**TASK BRIEF:** In the entries below, find the lines with the word "JSON" and copy them.

— Start of DATA TO USE —

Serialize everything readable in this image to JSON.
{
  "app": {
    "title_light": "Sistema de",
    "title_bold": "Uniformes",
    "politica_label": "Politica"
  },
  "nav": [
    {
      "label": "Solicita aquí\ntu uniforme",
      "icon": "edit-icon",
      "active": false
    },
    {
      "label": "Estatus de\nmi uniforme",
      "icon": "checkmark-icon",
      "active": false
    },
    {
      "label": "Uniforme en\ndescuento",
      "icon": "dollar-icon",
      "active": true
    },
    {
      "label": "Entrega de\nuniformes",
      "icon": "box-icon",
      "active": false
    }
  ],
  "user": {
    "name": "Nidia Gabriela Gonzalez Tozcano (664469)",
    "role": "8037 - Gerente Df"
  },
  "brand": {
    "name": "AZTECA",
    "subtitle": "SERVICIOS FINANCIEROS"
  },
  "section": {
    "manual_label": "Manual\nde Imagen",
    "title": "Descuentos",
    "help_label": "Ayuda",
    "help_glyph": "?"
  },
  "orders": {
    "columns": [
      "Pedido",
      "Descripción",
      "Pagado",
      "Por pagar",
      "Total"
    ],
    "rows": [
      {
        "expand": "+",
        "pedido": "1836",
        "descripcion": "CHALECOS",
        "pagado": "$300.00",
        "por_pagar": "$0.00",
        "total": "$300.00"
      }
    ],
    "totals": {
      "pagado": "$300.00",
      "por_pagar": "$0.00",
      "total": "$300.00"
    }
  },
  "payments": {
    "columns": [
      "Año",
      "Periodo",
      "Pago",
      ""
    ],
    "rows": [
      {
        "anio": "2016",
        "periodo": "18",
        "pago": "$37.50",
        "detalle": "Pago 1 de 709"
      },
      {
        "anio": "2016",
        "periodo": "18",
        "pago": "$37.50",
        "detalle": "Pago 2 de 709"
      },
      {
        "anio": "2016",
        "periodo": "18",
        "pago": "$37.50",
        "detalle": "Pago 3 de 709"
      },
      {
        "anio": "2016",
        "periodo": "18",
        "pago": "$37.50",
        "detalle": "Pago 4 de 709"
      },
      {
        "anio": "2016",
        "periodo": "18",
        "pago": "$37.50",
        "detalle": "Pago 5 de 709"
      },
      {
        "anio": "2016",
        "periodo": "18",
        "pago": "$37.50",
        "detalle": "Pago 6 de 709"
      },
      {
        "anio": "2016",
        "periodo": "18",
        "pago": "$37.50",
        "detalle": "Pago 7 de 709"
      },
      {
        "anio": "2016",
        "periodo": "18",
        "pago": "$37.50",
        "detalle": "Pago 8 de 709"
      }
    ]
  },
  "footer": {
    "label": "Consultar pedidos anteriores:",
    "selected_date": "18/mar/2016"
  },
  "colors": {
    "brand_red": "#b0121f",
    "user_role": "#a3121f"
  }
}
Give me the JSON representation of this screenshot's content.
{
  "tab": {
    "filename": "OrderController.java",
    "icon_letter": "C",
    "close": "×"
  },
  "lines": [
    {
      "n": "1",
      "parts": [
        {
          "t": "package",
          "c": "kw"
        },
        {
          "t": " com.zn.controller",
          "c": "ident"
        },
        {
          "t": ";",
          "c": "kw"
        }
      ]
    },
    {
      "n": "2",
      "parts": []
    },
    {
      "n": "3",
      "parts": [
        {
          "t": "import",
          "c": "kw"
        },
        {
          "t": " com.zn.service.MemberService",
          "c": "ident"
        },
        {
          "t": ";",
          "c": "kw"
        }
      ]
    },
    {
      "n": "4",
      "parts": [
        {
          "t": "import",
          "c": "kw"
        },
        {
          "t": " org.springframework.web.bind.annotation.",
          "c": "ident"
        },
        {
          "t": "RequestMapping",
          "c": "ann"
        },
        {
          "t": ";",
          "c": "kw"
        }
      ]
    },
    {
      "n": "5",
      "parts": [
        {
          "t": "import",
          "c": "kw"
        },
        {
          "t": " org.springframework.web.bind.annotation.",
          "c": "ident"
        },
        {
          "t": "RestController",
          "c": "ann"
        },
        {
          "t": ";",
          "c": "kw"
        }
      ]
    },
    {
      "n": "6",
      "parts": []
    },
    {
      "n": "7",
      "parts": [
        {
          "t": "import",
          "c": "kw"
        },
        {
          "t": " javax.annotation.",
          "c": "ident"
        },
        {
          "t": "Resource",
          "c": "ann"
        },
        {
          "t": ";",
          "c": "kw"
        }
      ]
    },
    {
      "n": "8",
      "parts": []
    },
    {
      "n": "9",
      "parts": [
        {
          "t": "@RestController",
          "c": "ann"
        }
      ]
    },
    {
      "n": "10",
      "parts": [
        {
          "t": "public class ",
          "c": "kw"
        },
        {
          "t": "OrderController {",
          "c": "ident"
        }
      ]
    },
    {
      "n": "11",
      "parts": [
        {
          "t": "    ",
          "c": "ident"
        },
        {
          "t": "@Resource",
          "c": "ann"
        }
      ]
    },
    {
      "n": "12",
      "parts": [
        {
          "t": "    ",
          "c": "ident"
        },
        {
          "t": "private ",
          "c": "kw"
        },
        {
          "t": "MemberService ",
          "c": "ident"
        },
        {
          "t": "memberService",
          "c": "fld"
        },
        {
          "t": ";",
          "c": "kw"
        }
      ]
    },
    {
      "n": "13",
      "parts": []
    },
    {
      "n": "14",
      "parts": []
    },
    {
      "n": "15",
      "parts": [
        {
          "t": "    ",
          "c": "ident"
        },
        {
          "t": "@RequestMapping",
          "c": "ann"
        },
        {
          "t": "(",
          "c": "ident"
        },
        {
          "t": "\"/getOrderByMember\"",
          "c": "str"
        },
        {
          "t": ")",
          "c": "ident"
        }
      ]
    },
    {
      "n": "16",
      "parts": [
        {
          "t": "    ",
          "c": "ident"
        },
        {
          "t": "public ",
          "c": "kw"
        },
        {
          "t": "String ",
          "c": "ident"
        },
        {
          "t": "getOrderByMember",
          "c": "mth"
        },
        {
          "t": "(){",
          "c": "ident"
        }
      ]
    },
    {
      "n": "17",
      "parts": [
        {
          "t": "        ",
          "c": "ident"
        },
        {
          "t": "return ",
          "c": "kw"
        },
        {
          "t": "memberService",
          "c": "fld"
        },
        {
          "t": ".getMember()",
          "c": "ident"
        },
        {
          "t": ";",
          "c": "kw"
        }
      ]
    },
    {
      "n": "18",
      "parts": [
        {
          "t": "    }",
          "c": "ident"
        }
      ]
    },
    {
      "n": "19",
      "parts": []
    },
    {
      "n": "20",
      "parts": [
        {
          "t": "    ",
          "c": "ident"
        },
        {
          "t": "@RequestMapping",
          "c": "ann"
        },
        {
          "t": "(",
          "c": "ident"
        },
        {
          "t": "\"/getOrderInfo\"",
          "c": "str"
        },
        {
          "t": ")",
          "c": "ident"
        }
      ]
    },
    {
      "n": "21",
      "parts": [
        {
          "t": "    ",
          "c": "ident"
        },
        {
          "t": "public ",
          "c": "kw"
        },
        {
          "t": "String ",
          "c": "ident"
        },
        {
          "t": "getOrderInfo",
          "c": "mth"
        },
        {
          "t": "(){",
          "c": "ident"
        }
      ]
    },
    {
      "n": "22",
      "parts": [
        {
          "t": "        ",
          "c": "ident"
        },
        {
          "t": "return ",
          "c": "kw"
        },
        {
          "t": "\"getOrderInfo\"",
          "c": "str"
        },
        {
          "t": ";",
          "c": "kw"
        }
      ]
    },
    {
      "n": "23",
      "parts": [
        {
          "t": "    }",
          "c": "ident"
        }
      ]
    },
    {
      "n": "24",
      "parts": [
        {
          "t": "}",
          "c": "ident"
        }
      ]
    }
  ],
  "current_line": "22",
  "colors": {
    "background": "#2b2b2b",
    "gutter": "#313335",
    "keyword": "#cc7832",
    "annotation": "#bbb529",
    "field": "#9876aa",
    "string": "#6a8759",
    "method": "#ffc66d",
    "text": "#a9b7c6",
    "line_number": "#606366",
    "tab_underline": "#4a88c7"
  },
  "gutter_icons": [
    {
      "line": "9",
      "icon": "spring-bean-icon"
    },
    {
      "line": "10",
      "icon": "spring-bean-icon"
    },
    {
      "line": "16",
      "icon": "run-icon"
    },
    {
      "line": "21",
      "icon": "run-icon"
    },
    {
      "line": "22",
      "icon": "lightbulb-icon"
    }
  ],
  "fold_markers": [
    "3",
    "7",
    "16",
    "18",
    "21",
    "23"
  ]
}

— End of DATA TO USE —

**CORRECT ANSWER:**
Serialize everything readable in this image to JSON.
Give me the JSON representation of this screenshot's content.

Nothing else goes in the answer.